A block of data:
==========
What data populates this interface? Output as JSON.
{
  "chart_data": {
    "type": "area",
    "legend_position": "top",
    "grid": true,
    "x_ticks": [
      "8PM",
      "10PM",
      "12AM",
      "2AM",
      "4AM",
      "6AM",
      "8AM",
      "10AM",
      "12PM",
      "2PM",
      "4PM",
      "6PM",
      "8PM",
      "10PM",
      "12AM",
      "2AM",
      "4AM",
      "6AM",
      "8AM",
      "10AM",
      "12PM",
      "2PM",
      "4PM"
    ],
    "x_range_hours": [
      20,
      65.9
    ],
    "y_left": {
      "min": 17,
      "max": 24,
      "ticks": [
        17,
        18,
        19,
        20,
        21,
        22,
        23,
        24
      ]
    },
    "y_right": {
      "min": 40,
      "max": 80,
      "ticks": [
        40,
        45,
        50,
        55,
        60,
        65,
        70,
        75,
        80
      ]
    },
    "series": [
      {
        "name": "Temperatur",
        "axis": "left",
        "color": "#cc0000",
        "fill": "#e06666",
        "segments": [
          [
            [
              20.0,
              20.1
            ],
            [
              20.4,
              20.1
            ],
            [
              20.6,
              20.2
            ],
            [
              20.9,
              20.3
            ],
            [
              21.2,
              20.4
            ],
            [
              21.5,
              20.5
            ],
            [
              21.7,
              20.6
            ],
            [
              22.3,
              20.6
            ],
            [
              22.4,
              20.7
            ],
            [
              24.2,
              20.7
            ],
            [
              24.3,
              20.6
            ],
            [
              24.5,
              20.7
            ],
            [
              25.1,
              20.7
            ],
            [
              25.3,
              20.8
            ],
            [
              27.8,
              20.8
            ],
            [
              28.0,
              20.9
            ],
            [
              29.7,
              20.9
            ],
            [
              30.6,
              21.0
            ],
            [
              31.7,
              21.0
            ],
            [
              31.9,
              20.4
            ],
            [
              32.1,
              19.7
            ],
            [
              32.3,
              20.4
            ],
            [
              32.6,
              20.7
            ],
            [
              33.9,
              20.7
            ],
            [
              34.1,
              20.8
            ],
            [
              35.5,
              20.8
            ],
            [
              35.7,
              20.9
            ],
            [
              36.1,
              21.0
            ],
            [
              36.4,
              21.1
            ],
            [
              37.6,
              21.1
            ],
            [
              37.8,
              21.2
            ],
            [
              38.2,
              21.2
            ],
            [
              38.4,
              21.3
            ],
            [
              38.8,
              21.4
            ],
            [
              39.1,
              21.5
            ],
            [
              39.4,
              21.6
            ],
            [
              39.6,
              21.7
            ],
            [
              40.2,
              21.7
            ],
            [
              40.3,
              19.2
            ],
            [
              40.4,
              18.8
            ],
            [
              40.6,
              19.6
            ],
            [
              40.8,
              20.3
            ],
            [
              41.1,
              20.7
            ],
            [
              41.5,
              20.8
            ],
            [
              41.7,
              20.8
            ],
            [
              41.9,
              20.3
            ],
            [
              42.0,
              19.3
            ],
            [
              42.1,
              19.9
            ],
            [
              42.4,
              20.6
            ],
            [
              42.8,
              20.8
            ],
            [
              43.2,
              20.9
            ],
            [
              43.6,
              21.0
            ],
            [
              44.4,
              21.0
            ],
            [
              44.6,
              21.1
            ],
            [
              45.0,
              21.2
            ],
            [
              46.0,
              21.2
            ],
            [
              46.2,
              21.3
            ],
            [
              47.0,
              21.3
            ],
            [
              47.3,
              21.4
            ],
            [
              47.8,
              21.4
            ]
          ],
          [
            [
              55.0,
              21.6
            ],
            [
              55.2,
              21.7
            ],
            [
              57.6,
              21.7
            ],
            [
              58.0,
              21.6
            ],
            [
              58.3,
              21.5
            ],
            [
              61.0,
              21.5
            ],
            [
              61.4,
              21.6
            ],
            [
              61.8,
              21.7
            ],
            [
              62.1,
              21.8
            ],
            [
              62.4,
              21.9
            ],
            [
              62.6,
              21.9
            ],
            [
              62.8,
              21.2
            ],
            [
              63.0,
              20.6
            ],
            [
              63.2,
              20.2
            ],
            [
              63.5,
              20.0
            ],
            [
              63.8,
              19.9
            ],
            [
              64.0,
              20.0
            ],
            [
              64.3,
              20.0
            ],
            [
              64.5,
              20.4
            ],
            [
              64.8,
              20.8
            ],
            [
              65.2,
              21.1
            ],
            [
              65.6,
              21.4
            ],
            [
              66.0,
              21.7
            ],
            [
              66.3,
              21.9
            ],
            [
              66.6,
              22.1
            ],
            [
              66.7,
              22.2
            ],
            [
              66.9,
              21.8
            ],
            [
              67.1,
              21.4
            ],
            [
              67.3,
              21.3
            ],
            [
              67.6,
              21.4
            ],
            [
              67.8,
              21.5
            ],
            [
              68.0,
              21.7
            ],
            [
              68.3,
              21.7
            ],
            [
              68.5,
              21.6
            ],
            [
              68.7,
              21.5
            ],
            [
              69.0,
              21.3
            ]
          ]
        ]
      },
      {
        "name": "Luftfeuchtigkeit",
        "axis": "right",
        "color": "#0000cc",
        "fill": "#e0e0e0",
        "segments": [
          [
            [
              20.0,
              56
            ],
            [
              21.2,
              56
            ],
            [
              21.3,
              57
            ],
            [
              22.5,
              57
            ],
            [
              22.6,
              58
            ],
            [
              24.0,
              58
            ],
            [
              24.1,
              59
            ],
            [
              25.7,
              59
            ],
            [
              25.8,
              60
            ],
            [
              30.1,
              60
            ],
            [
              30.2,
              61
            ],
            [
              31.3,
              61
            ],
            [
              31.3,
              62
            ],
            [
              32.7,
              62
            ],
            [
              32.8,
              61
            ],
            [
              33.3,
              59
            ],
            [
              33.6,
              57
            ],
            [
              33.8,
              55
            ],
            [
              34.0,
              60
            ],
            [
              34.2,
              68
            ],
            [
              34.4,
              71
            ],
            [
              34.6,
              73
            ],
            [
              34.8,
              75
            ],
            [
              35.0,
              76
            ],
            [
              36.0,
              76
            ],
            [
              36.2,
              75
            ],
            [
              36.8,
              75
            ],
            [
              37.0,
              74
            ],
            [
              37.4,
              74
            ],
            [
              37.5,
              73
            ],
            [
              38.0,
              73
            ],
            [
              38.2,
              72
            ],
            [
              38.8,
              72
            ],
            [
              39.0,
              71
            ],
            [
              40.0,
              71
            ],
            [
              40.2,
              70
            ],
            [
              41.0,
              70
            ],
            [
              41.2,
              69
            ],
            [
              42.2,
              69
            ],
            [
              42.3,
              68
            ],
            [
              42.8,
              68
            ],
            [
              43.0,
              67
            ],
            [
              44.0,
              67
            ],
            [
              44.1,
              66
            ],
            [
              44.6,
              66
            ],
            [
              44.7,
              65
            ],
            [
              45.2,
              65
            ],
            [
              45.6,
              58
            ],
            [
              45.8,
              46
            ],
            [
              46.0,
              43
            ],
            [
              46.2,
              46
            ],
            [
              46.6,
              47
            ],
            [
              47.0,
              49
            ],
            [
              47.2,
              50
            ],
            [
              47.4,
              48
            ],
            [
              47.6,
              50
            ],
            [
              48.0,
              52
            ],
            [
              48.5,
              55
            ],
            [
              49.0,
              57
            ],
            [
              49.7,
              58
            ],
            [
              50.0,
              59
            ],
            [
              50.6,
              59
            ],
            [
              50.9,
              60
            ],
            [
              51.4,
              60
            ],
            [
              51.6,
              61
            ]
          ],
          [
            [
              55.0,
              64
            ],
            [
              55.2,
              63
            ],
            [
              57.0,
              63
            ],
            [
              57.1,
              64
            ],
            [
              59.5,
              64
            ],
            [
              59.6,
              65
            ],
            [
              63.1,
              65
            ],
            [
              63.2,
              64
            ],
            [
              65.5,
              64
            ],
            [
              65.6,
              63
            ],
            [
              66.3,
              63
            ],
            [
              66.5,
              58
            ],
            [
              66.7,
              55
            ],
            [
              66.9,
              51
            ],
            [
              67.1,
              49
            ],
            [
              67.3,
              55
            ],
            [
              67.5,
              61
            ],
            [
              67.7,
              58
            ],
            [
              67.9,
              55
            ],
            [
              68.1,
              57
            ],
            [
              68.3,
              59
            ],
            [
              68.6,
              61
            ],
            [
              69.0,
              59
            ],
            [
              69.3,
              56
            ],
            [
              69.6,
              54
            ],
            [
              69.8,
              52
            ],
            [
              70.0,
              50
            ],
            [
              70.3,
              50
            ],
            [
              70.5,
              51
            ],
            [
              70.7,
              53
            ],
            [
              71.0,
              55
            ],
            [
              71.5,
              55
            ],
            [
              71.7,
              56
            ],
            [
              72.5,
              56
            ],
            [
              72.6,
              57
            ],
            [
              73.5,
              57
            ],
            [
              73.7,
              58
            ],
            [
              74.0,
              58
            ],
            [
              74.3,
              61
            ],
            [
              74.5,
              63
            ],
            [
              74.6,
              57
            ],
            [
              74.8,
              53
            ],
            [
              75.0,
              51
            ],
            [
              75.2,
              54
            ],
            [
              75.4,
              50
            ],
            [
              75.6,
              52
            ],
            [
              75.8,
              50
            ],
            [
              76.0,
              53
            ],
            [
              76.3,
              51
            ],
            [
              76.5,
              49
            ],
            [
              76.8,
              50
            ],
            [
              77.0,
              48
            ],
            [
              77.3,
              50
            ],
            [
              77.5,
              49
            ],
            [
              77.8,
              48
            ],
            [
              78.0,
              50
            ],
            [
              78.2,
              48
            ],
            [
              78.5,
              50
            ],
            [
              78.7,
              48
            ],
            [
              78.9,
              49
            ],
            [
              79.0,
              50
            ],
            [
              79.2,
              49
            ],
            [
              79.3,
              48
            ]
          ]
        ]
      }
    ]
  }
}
==========
— GIVEN PROBLEM —
Among the entries, how many lines contain the string "name"? Give the number without anything else.

— CORRECT ANSWER —
2